### Excerpted passage
::::::

Multi-omics Integration in AMD: the CFH Gene Case Study

Abstract

Age-related macular degeneration (AMD) is a progressive retinal disease and a leading cause of irreversible blindness in older adults, imposing a substantial global health burden. Genome-wide association studies (GWAS) have identified over 50 loci associated with AMD, yet most lie in non-coding regions, obscuring the underlying molecular mechanisms. This paper highlights the application of multiomics integration—a framework that combines genetic associations with regulatory and functional outcomes across molecular layers—to elucidate the genetic risk of AMD, with a particular focus on the CFH gene, a central player in AMD pathogenesis. This study first summarizes key omics data types (genomics, transcriptomics, epigenomics) and core analytical tools, such as colocalization analysis and expression quantitative trait loci (eQTL) mapping. This then examines CFH-centered multi-omics findings, including evidence of shared causal variants between AMD GWAS and CFH eQTLs, and tissue-specific regulatory effects observed in the liver and retinal pigment epithelium. The discussion further extends to other AMD loci (e.g., ARMS2/HTRA1, C3) and outlines technical challenges such as data heterogeneity, tissue accessibility and translational potential. Overall, despite existing complexities, multi-omics integration provides an essential bridge between genetic associations and disease mechanisms, offering a roadmap for improved risk prediction and the development of mechanism-driven, biomarker-based therapeutics for AMD.

::::::

Structured page parsing data
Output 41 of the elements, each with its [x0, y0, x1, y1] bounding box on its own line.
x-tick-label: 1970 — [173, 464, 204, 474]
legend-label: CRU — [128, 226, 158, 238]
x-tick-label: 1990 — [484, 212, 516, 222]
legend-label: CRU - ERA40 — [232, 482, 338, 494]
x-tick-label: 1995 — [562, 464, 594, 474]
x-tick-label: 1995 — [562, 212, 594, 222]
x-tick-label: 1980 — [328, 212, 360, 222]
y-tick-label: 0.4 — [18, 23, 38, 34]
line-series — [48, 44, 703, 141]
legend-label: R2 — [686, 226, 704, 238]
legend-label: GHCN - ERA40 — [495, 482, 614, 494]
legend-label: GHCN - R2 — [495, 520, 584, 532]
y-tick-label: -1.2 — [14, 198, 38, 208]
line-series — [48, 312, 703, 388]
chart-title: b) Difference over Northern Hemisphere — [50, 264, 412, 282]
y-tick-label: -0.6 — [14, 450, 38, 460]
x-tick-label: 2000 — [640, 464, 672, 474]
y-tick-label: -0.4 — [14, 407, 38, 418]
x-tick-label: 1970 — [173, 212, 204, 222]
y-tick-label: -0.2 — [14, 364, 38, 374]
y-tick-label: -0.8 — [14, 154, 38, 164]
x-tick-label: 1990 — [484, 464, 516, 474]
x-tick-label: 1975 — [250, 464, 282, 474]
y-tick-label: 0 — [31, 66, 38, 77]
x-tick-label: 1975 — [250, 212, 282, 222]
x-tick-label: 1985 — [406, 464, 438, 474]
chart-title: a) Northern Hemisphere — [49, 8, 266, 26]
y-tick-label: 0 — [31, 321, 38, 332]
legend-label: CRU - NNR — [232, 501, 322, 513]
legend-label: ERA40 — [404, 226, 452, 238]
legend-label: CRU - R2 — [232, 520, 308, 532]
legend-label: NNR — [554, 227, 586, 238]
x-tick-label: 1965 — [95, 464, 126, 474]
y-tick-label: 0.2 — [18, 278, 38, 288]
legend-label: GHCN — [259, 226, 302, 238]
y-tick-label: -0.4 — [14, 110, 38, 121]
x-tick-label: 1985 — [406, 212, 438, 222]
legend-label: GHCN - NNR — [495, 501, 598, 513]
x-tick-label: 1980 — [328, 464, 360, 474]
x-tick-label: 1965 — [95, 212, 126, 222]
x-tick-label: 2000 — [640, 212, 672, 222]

::::::

According to the abstract on multi-omics integration in AMD, how many loci associated with AMD have genome-wide association studies identified?

Over 50 loci.